→ AIM: All lines in the data bearing the string "jako" should be identified and copied.

→ EXCERPTED DATA:
>>

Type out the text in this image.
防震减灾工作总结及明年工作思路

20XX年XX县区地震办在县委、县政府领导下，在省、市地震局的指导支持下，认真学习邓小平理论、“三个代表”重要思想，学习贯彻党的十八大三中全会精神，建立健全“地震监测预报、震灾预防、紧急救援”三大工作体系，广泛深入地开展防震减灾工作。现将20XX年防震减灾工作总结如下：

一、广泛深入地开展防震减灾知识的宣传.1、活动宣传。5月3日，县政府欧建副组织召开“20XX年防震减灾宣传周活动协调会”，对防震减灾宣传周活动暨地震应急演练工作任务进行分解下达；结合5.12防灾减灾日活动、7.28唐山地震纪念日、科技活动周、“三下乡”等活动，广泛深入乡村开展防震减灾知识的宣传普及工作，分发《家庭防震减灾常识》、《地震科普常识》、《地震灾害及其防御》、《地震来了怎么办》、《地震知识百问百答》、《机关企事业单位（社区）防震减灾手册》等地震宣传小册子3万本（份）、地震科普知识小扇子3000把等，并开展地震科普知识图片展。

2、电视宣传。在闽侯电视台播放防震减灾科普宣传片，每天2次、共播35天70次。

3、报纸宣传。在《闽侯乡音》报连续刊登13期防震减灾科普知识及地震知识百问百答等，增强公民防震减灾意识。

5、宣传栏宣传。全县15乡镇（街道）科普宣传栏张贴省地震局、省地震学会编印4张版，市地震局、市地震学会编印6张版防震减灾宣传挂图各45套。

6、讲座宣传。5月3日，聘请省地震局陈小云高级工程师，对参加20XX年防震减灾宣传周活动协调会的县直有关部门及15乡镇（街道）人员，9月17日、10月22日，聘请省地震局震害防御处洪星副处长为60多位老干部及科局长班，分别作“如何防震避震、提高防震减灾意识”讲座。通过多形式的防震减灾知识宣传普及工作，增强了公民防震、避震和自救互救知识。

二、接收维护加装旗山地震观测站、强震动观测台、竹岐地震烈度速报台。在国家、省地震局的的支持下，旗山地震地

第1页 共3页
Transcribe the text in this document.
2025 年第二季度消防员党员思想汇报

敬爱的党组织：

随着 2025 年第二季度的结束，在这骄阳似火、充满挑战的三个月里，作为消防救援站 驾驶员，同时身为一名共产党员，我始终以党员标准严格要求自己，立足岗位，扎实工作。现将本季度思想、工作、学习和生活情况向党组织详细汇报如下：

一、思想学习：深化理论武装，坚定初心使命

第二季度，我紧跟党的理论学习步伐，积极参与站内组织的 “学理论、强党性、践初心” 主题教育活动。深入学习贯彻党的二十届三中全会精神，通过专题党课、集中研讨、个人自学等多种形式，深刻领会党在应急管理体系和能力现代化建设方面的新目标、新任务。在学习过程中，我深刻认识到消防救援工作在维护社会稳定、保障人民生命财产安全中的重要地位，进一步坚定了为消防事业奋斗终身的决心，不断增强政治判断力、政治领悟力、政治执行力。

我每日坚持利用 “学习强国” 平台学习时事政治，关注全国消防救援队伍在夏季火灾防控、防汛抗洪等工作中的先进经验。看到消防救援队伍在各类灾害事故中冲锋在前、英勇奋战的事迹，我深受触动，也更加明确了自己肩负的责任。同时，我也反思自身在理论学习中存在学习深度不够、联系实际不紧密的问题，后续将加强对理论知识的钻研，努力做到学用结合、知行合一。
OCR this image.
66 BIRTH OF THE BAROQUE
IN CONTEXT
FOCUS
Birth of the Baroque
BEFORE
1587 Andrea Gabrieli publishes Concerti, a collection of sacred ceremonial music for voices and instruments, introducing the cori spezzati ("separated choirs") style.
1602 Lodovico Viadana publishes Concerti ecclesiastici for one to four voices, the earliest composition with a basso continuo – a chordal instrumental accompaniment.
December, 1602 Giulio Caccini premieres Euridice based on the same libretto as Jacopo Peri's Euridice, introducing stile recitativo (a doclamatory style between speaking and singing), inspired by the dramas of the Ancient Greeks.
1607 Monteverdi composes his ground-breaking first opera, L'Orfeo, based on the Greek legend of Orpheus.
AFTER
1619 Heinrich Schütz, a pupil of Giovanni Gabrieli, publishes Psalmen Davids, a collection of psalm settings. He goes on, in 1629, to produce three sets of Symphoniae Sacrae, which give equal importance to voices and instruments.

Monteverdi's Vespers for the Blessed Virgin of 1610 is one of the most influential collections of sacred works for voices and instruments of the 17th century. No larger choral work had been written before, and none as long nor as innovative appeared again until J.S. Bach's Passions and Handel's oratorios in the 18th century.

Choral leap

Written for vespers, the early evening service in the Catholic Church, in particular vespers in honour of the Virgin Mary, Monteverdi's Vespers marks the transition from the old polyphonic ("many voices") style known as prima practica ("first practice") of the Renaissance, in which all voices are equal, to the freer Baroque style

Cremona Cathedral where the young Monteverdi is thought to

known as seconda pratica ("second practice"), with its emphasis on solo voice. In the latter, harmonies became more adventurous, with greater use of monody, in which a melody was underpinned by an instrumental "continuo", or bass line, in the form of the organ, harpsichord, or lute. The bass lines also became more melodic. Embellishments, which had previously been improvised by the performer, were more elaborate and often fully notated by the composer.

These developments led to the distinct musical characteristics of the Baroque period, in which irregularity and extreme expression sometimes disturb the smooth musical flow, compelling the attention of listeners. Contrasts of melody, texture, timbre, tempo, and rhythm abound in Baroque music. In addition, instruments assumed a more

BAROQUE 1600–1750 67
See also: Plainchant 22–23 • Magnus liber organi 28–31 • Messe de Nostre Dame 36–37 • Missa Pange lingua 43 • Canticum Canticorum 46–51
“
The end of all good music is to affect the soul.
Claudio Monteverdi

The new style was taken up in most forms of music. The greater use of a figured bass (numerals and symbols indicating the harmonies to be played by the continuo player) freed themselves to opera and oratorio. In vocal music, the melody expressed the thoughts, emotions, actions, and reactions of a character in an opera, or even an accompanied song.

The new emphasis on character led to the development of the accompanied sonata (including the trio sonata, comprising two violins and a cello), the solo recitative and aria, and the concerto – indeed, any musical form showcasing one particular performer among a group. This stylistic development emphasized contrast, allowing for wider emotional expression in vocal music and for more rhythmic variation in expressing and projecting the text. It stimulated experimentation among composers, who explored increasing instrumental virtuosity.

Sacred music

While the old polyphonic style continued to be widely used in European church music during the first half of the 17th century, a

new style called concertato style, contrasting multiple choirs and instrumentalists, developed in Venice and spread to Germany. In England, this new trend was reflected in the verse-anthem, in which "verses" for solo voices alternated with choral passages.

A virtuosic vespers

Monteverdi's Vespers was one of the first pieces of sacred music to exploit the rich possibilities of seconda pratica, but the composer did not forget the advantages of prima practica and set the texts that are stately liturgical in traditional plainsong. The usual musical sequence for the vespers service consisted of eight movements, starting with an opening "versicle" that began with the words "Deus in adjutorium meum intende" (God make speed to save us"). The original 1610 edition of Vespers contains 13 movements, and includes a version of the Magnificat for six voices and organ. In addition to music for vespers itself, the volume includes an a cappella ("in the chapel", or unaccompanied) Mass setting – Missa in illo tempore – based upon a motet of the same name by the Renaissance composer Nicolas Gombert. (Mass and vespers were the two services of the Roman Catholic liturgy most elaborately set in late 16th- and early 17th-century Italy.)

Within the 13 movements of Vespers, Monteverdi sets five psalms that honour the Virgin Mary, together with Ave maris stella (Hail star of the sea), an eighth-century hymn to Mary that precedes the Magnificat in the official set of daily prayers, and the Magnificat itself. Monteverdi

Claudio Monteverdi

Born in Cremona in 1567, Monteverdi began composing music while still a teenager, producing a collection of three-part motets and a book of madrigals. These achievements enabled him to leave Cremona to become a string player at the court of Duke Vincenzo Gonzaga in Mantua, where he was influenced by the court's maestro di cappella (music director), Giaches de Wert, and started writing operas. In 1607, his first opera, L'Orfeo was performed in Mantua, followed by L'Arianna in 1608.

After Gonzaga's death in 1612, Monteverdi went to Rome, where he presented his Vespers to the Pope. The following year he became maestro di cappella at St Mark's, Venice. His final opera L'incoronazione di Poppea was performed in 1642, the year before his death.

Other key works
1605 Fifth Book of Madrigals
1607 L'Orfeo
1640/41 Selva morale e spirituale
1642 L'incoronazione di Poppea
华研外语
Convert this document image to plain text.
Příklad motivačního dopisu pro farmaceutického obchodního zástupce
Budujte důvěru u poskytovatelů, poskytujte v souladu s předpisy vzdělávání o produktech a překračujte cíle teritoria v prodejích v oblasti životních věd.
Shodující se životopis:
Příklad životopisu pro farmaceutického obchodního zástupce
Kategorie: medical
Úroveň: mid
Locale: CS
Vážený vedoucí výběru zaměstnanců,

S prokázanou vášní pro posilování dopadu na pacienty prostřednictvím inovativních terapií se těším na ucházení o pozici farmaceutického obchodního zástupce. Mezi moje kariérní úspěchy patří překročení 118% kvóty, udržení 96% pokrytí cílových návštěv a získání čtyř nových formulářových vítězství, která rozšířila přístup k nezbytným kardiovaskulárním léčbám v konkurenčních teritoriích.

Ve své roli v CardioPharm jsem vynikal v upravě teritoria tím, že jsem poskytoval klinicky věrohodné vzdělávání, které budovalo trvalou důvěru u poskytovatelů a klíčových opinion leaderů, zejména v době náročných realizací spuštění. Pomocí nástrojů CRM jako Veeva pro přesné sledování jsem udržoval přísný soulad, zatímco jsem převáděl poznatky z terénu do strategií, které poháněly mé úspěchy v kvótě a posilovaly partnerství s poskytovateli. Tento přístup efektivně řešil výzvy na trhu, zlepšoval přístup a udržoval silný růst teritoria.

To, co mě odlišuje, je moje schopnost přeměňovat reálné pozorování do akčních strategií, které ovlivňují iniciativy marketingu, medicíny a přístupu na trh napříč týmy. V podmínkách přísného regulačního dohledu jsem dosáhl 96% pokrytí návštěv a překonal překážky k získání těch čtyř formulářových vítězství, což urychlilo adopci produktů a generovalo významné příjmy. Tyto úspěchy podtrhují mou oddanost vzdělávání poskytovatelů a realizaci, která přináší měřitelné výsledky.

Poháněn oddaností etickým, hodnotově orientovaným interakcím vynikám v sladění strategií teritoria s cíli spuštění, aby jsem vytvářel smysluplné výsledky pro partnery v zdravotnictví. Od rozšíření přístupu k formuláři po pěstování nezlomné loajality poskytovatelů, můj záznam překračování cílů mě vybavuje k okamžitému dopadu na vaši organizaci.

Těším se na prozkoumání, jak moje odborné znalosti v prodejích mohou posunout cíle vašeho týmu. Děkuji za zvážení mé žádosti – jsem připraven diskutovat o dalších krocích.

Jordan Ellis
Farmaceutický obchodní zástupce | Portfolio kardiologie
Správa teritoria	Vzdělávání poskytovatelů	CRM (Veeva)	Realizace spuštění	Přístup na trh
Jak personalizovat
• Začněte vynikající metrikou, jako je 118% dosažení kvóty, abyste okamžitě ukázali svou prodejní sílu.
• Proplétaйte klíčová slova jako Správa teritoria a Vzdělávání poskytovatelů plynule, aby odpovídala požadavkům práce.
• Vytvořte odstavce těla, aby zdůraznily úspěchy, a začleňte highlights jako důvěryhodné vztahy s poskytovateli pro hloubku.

<<

→ SOLUTION:
Ve své roli v CardioPharm jsem vynikal v upravě teritoria tím, že jsem poskytoval klinicky věrohodné vzdělávání, které budovalo trvalou důvěru u poskytovatelů a klíčových opinion leaderů, zejména v době náročných realizací spuštění. Pomocí nástrojů CRM jako Veeva pro přesné sledování jsem udržoval přísný soulad, zatímco jsem převáděl poznatky z terénu do strategií, které poháněly mé úspěchy v kvótě a posilovaly partnerství s poskytovateli. Tento přístup efektivně řešil výzvy na trhu, zlepšoval přístup a udržoval silný růst teritoria.
• Začněte vynikající metrikou, jako je 118% dosažení kvóty, abyste okamžitě ukázali svou prodejní sílu.
• Proplétaйte klíčová slova jako Správa teritoria a Vzdělávání poskytovatelů plynule, aby odpovídala požadavkům práce.
• Vytvořte odstavce těla, aby zdůraznily úspěchy, a začleňte highlights jako důvěryhodné vztahy s poskytovateli pro hloubku.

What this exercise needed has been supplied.